Exercise objective: Below is a block of records: output all of them exactly and leave out the pictures.

Dataset entries:

********

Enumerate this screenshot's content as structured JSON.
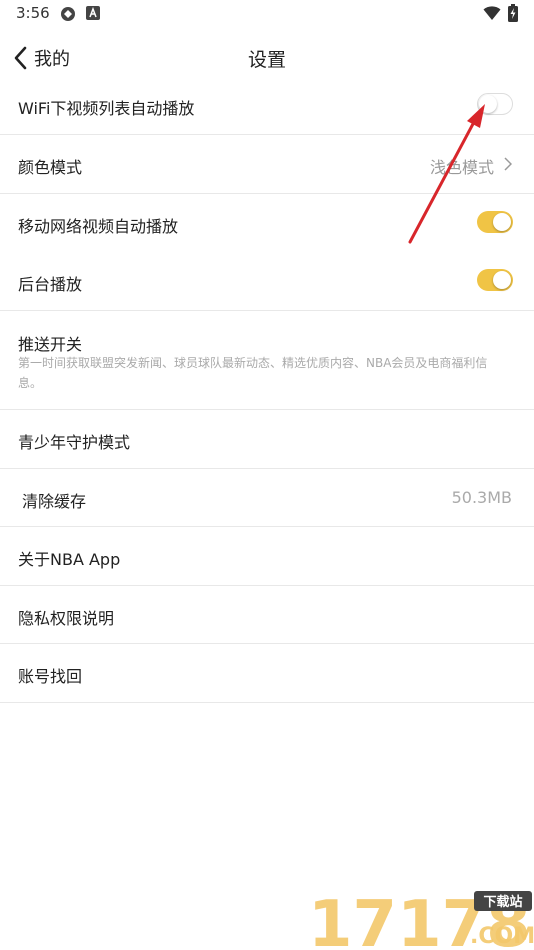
{
  "status": {
    "time": "3:56"
  },
  "header": {
    "back_label": "我的",
    "title": "设置"
  },
  "settings": {
    "wifi_autoplay": {
      "label": "WiFi下视频列表自动播放",
      "enabled": false
    },
    "color_mode": {
      "label": "颜色模式",
      "value": "浅色模式"
    },
    "mobile_autoplay": {
      "label": "移动网络视频自动播放",
      "enabled": true
    },
    "background_play": {
      "label": "后台播放",
      "enabled": true
    },
    "push": {
      "label": "推送开关",
      "description": "第一时间获取联盟突发新闻、球员球队最新动态、精选优质内容、NBA会员及电商福利信息。"
    },
    "youth_mode": {
      "label": "青少年守护模式"
    },
    "clear_cache": {
      "label": "清除缓存",
      "value": "50.3MB"
    },
    "about": {
      "label": "关于NBA App"
    },
    "privacy": {
      "label": "隐私权限说明"
    },
    "account_recovery": {
      "label": "账号找回"
    }
  },
  "watermark": {
    "number": "17178",
    "badge": "下载站",
    "domain": ".COM"
  },
  "colors": {
    "toggle_on": "#f0c445",
    "annotation_arrow": "#d8262b"
  }
}
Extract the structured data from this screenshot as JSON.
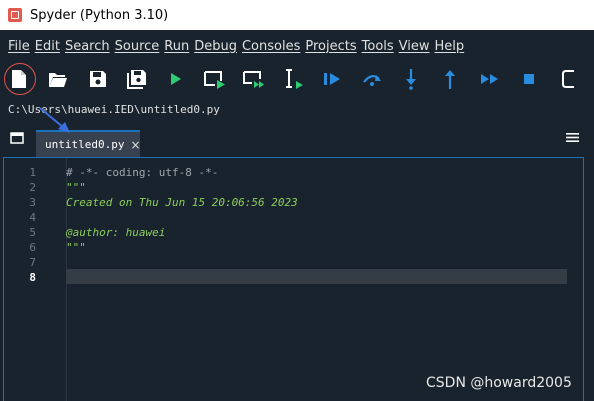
{
  "window": {
    "title": "Spyder (Python 3.10)"
  },
  "menu": [
    "File",
    "Edit",
    "Search",
    "Source",
    "Run",
    "Debug",
    "Consoles",
    "Projects",
    "Tools",
    "View",
    "Help"
  ],
  "toolbar": {
    "icons": [
      "new-file-icon",
      "open-file-icon",
      "save-icon",
      "save-all-icon",
      "run-icon",
      "run-cell-icon",
      "run-cell-advance-icon",
      "run-selection-icon",
      "debug-icon",
      "step-over-icon",
      "step-into-icon",
      "step-return-icon",
      "continue-icon",
      "stop-icon",
      "maximize-icon"
    ],
    "accent": "#1a72bb",
    "run_color": "#2ecc71",
    "debug_color": "#2a8cde"
  },
  "path": "C:\\Users\\huawei.IED\\untitled0.py",
  "tab": {
    "label": "untitled0.py",
    "close": "×"
  },
  "editor": {
    "line_numbers": [
      "1",
      "2",
      "3",
      "4",
      "5",
      "6",
      "7",
      "8"
    ],
    "current_line": "8",
    "lines": [
      "# -*- coding: utf-8 -*-",
      "\"\"\"",
      "Created on Thu Jun 15 20:06:56 2023",
      "",
      "@author: huawei",
      "\"\"\"",
      "",
      ""
    ]
  },
  "watermark": "CSDN @howard2005"
}
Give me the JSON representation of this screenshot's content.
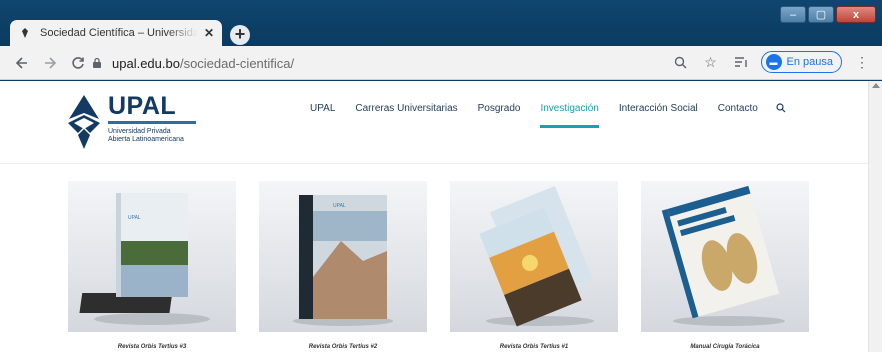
{
  "browser": {
    "tab_title": "Sociedad Científica – Universidad",
    "url_host": "upal.edu.bo",
    "url_path": "/sociedad-cientifica/",
    "profile_status": "En pausa",
    "window_close": "x"
  },
  "site": {
    "brand": "UPAL",
    "brand_sub_line1": "Universidad Privada",
    "brand_sub_line2": "Abierta Latinoamericana",
    "nav": [
      "UPAL",
      "Carreras Universitarias",
      "Posgrado",
      "Investigación",
      "Interacción Social",
      "Contacto"
    ],
    "active_nav": "Investigación"
  },
  "publications": [
    {
      "title": "Revista Orbis Tertius #3"
    },
    {
      "title": "Revista Orbis Tertius #2"
    },
    {
      "title": "Revista Orbis Tertius #1"
    },
    {
      "title": "Manual Cirugía Torácica"
    }
  ],
  "colors": {
    "frame": "#0d3d63",
    "brand": "#123a63",
    "accent": "#19a0b2"
  }
}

********

Reply to the exercise:
Enumerate this screenshot's content as structured JSON.
{
  "status": {
    "time": "3:56"
  },
  "header": {
    "back_label": "我的",
    "title": "设置"
  },
  "settings": {
    "wifi_autoplay": {
      "label": "WiFi下视频列表自动播放",
      "enabled": false
    },
    "color_mode": {
      "label": "颜色模式",
      "value": "浅色模式"
    },
    "mobile_autoplay": {
      "label": "移动网络视频自动播放",
      "enabled": true
    },
    "background_play": {
      "label": "后台播放",
      "enabled": true
    },
    "push": {
      "label": "推送开关",
      "description": "第一时间获取联盟突发新闻、球员球队最新动态、精选优质内容、NBA会员及电商福利信息。"
    },
    "youth_mode": {
      "label": "青少年守护模式"
    },
    "clear_cache": {
      "label": "清除缓存",
      "value": "50.3MB"
    },
    "about": {
      "label": "关于NBA App"
    },
    "privacy": {
      "label": "隐私权限说明"
    },
    "account_recovery": {
      "label": "账号找回"
    }
  },
  "watermark": {
    "number": "17178",
    "badge": "下载站",
    "domain": ".COM"
  },
  "colors": {
    "toggle_on": "#f0c445",
    "annotation_arrow": "#d8262b"
  }
}
Extract the structured data from this screenshot as JSON.
{
  "window": {
    "title": "Spyder (Python 3.10)"
  },
  "menu": [
    "File",
    "Edit",
    "Search",
    "Source",
    "Run",
    "Debug",
    "Consoles",
    "Projects",
    "Tools",
    "View",
    "Help"
  ],
  "toolbar": {
    "icons": [
      "new-file-icon",
      "open-file-icon",
      "save-icon",
      "save-all-icon",
      "run-icon",
      "run-cell-icon",
      "run-cell-advance-icon",
      "run-selection-icon",
      "debug-icon",
      "step-over-icon",
      "step-into-icon",
      "step-return-icon",
      "continue-icon",
      "stop-icon",
      "maximize-icon"
    ],
    "accent": "#1a72bb",
    "run_color": "#2ecc71",
    "debug_color": "#2a8cde"
  },
  "path": "C:\\Users\\huawei.IED\\untitled0.py",
  "tab": {
    "label": "untitled0.py",
    "close": "×"
  },
  "editor": {
    "line_numbers": [
      "1",
      "2",
      "3",
      "4",
      "5",
      "6",
      "7",
      "8"
    ],
    "current_line": "8",
    "lines": [
      "# -*- coding: utf-8 -*-",
      "\"\"\"",
      "Created on Thu Jun 15 20:06:56 2023",
      "",
      "@author: huawei",
      "\"\"\"",
      "",
      ""
    ]
  },
  "watermark": "CSDN @howard2005"
}
Give me the JSON representation of this screenshot's content.
{
  "browser": {
    "tab_title": "Sociedad Científica – Universidad",
    "url_host": "upal.edu.bo",
    "url_path": "/sociedad-cientifica/",
    "profile_status": "En pausa",
    "window_close": "x"
  },
  "site": {
    "brand": "UPAL",
    "brand_sub_line1": "Universidad Privada",
    "brand_sub_line2": "Abierta Latinoamericana",
    "nav": [
      "UPAL",
      "Carreras Universitarias",
      "Posgrado",
      "Investigación",
      "Interacción Social",
      "Contacto"
    ],
    "active_nav": "Investigación"
  },
  "publications": [
    {
      "title": "Revista Orbis Tertius #3"
    },
    {
      "title": "Revista Orbis Tertius #2"
    },
    {
      "title": "Revista Orbis Tertius #1"
    },
    {
      "title": "Manual Cirugía Torácica"
    }
  ],
  "colors": {
    "frame": "#0d3d63",
    "brand": "#123a63",
    "accent": "#19a0b2"
  }
}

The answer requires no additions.